*Task goal*
Leave out the pictures and transcribe the rest of the records exactly.

*Exercise materials*
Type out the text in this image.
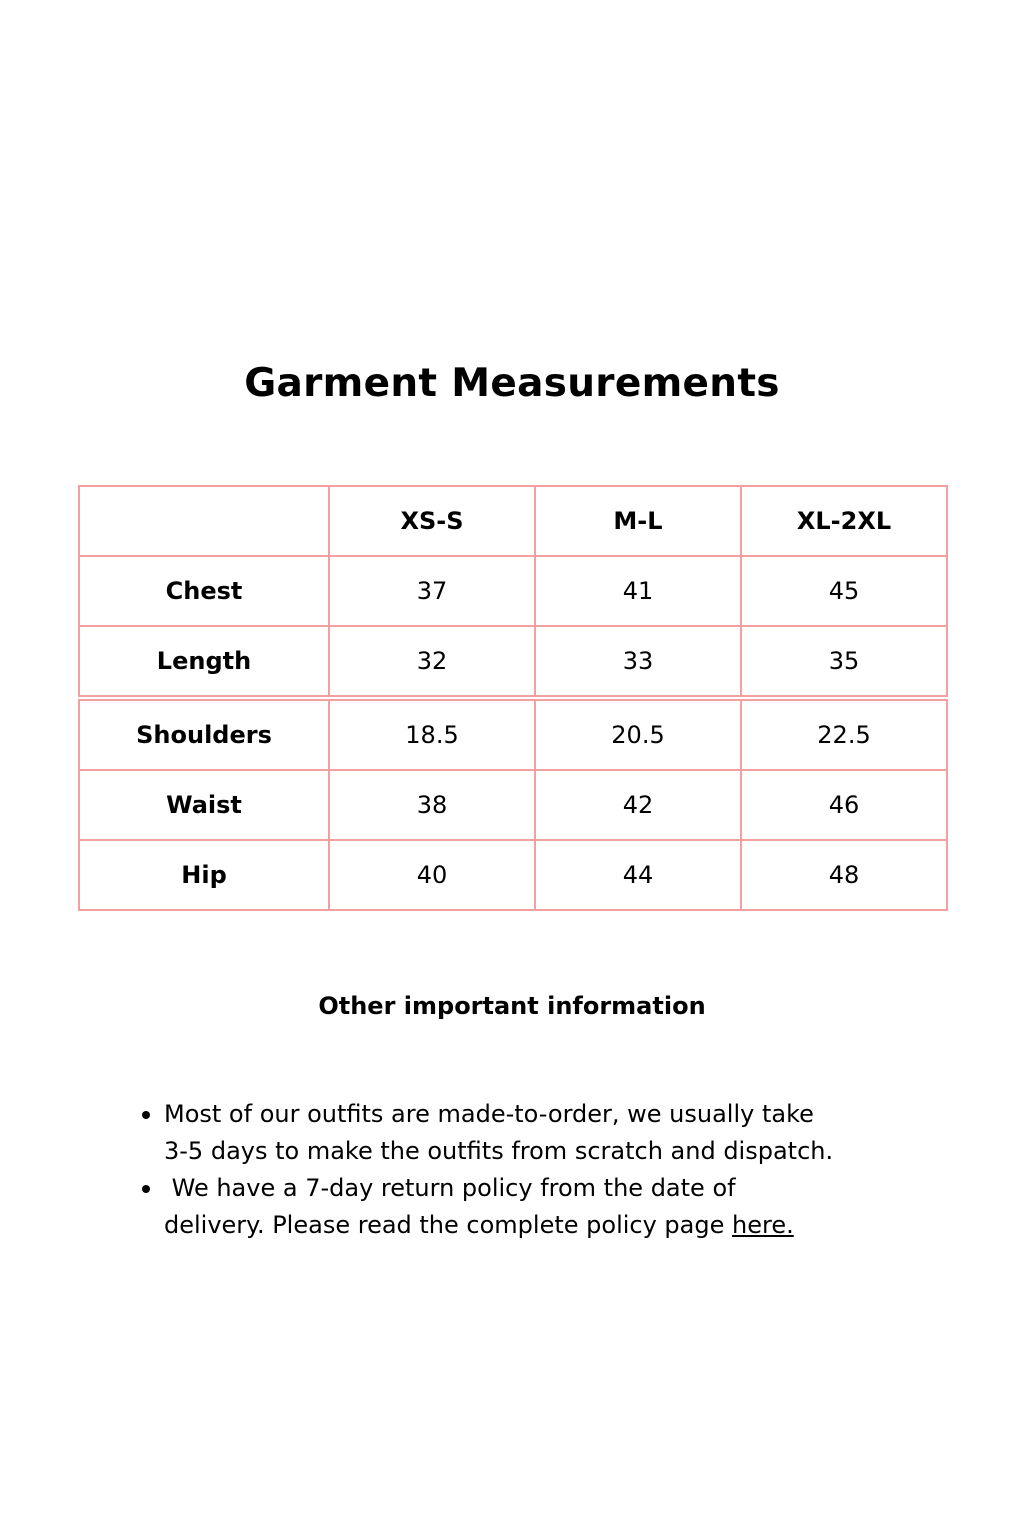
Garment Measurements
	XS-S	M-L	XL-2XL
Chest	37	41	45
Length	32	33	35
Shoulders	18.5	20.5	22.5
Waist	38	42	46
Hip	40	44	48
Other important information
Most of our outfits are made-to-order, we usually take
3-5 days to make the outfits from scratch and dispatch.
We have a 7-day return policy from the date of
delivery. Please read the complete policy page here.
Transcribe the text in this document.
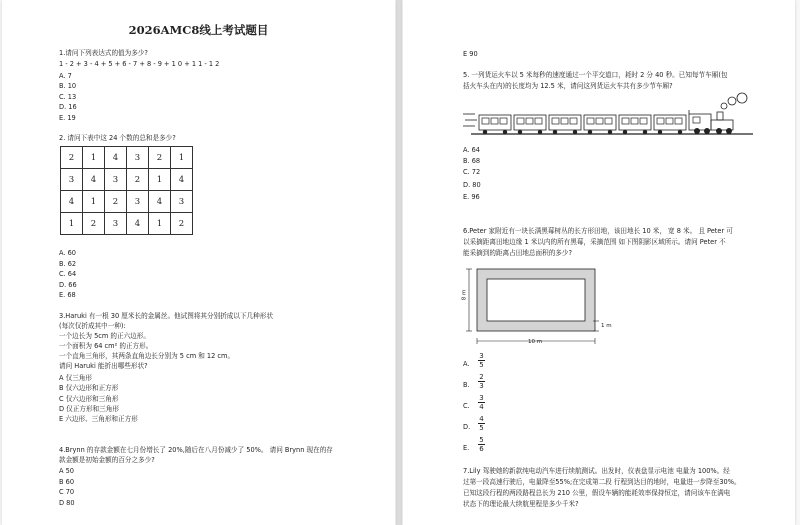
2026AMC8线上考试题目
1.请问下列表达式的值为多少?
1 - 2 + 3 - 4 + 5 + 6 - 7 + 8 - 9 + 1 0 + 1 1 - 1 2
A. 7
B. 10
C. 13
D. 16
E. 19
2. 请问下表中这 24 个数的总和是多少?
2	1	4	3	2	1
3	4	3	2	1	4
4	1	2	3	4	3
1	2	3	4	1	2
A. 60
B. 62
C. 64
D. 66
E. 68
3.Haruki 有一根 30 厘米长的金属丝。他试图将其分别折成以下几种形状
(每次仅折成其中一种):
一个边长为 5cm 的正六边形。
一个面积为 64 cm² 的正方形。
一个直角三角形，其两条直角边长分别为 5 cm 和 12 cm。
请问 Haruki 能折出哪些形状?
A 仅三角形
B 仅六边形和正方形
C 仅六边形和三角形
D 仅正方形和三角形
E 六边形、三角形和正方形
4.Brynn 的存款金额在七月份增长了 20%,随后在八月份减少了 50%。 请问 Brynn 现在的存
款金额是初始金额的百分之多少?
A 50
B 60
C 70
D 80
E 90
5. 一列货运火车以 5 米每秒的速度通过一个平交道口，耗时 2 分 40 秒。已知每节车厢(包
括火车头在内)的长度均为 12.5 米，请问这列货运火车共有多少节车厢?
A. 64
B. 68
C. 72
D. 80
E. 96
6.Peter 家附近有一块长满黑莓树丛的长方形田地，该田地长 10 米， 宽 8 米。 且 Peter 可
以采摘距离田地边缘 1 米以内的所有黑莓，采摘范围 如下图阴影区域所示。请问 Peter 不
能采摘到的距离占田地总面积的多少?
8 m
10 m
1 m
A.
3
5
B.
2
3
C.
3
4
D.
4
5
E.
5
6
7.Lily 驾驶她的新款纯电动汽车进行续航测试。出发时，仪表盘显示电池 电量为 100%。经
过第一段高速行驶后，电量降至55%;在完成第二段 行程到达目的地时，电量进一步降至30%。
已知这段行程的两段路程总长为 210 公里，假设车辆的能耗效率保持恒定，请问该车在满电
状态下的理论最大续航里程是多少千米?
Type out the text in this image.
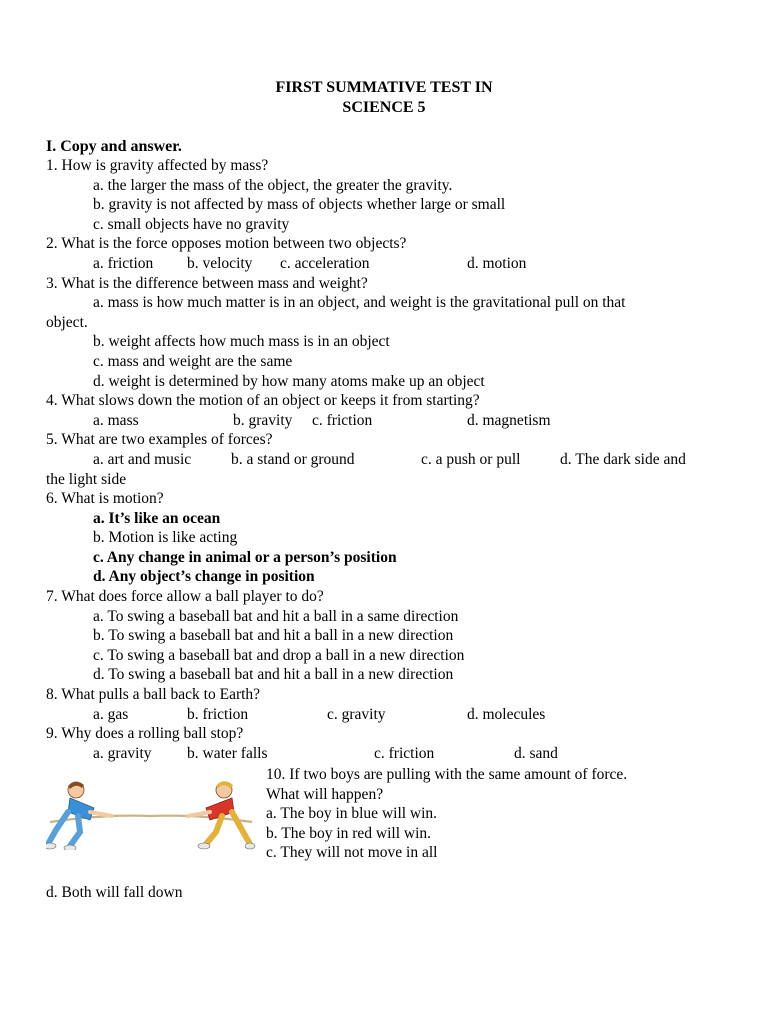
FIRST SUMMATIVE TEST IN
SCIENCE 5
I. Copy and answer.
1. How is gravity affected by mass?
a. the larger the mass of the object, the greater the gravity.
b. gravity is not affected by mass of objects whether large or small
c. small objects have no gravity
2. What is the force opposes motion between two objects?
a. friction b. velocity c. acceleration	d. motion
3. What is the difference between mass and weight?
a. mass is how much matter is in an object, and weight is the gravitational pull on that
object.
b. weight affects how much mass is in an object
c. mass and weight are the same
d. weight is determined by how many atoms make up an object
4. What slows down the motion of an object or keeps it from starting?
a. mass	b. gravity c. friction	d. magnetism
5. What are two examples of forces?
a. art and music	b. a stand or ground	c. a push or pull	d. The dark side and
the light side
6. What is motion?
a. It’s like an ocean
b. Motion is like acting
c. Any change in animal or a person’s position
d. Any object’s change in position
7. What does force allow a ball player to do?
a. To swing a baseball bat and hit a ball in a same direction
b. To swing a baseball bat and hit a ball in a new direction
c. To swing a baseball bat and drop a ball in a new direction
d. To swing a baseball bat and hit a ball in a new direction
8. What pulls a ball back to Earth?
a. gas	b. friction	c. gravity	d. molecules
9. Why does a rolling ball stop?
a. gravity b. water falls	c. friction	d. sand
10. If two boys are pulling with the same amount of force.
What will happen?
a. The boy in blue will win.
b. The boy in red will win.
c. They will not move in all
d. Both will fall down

*Expected output*
Type out the text in this image.
Garment Measurements
	XS-S	M-L	XL-2XL
Chest	37	41	45
Length	32	33	35
Shoulders	18.5	20.5	22.5
Waist	38	42	46
Hip	40	44	48
Other important information
Most of our outfits are made-to-order, we usually take
3-5 days to make the outfits from scratch and dispatch.
We have a 7-day return policy from the date of
delivery. Please read the complete policy page here.
Transcribe the text in this document.
2026AMC8线上考试题目
1.请问下列表达式的值为多少?
1 - 2 + 3 - 4 + 5 + 6 - 7 + 8 - 9 + 1 0 + 1 1 - 1 2
A. 7
B. 10
C. 13
D. 16
E. 19
2. 请问下表中这 24 个数的总和是多少?
2	1	4	3	2	1
3	4	3	2	1	4
4	1	2	3	4	3
1	2	3	4	1	2
A. 60
B. 62
C. 64
D. 66
E. 68
3.Haruki 有一根 30 厘米长的金属丝。他试图将其分别折成以下几种形状
(每次仅折成其中一种):
一个边长为 5cm 的正六边形。
一个面积为 64 cm² 的正方形。
一个直角三角形，其两条直角边长分别为 5 cm 和 12 cm。
请问 Haruki 能折出哪些形状?
A 仅三角形
B 仅六边形和正方形
C 仅六边形和三角形
D 仅正方形和三角形
E 六边形、三角形和正方形
4.Brynn 的存款金额在七月份增长了 20%,随后在八月份减少了 50%。 请问 Brynn 现在的存
款金额是初始金额的百分之多少?
A 50
B 60
C 70
D 80
E 90
5. 一列货运火车以 5 米每秒的速度通过一个平交道口，耗时 2 分 40 秒。已知每节车厢(包
括火车头在内)的长度均为 12.5 米，请问这列货运火车共有多少节车厢?
A. 64
B. 68
C. 72
D. 80
E. 96
6.Peter 家附近有一块长满黑莓树丛的长方形田地，该田地长 10 米， 宽 8 米。 且 Peter 可
以采摘距离田地边缘 1 米以内的所有黑莓，采摘范围 如下图阴影区域所示。请问 Peter 不
能采摘到的距离占田地总面积的多少?
8 m
10 m
1 m
A.
3
5
B.
2
3
C.
3
4
D.
4
5
E.
5
6
7.Lily 驾驶她的新款纯电动汽车进行续航测试。出发时，仪表盘显示电池 电量为 100%。经
过第一段高速行驶后，电量降至55%;在完成第二段 行程到达目的地时，电量进一步降至30%。
已知这段行程的两段路程总长为 210 公里，假设车辆的能耗效率保持恒定，请问该车在满电
状态下的理论最大续航里程是多少千米?
Type out the text in this image.
FIRST SUMMATIVE TEST IN
SCIENCE 5
I. Copy and answer.
1. How is gravity affected by mass?
a. the larger the mass of the object, the greater the gravity.
b. gravity is not affected by mass of objects whether large or small
c. small objects have no gravity
2. What is the force opposes motion between two objects?
a. friction b. velocity c. acceleration	d. motion
3. What is the difference between mass and weight?
a. mass is how much matter is in an object, and weight is the gravitational pull on that
object.
b. weight affects how much mass is in an object
c. mass and weight are the same
d. weight is determined by how many atoms make up an object
4. What slows down the motion of an object or keeps it from starting?
a. mass	b. gravity c. friction	d. magnetism
5. What are two examples of forces?
a. art and music	b. a stand or ground	c. a push or pull	d. The dark side and
the light side
6. What is motion?
a. It’s like an ocean
b. Motion is like acting
c. Any change in animal or a person’s position
d. Any object’s change in position
7. What does force allow a ball player to do?
a. To swing a baseball bat and hit a ball in a same direction
b. To swing a baseball bat and hit a ball in a new direction
c. To swing a baseball bat and drop a ball in a new direction
d. To swing a baseball bat and hit a ball in a new direction
8. What pulls a ball back to Earth?
a. gas	b. friction	c. gravity	d. molecules
9. Why does a rolling ball stop?
a. gravity b. water falls	c. friction	d. sand
10. If two boys are pulling with the same amount of force.
What will happen?
a. The boy in blue will win.
b. The boy in red will win.
c. They will not move in all
d. Both will fall down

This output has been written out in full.